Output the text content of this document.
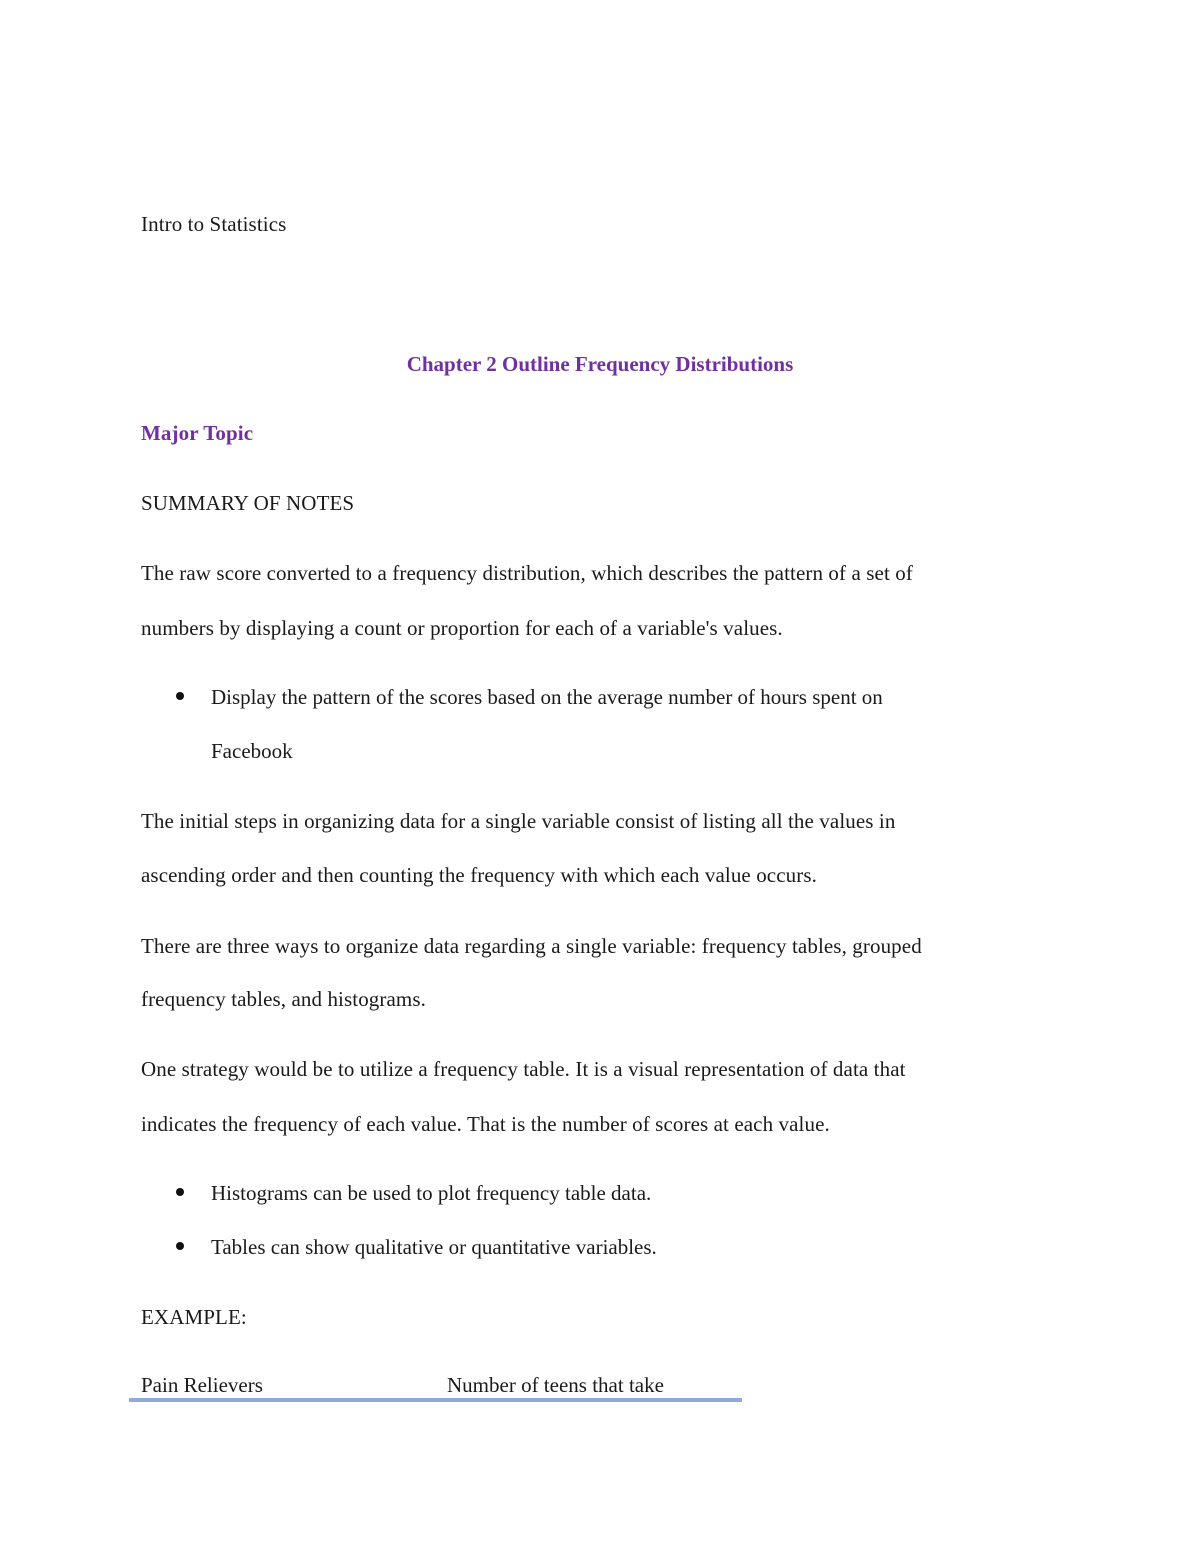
Intro to Statistics
Chapter 2 Outline Frequency Distributions
Major Topic
SUMMARY OF NOTES
The raw score converted to a frequency distribution, which describes the pattern of a set of
numbers by displaying a count or proportion for each of a variable's values.
Display the pattern of the scores based on the average number of hours spent on
Facebook
The initial steps in organizing data for a single variable consist of listing all the values in
ascending order and then counting the frequency with which each value occurs.
There are three ways to organize data regarding a single variable: frequency tables, grouped
frequency tables, and histograms.
One strategy would be to utilize a frequency table. It is a visual representation of data that
indicates the frequency of each value. That is the number of scores at each value.
Histograms can be used to plot frequency table data.
Tables can show qualitative or quantitative variables.
EXAMPLE:
Pain Relievers	Number of teens that take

::::

PROMPT => Write out all the entries exactly, except for the pictures.

RESPONSE =>
Output the text content of this document.
Intro to Statistics
Chapter 2 Outline Frequency Distributions
Major Topic
SUMMARY OF NOTES
The raw score converted to a frequency distribution, which describes the pattern of a set of
numbers by displaying a count or proportion for each of a variable's values.
Display the pattern of the scores based on the average number of hours spent on
Facebook
The initial steps in organizing data for a single variable consist of listing all the values in
ascending order and then counting the frequency with which each value occurs.
There are three ways to organize data regarding a single variable: frequency tables, grouped
frequency tables, and histograms.
One strategy would be to utilize a frequency table. It is a visual representation of data that
indicates the frequency of each value. That is the number of scores at each value.
Histograms can be used to plot frequency table data.
Tables can show qualitative or quantitative variables.
EXAMPLE:
Pain Relievers	Number of teens that take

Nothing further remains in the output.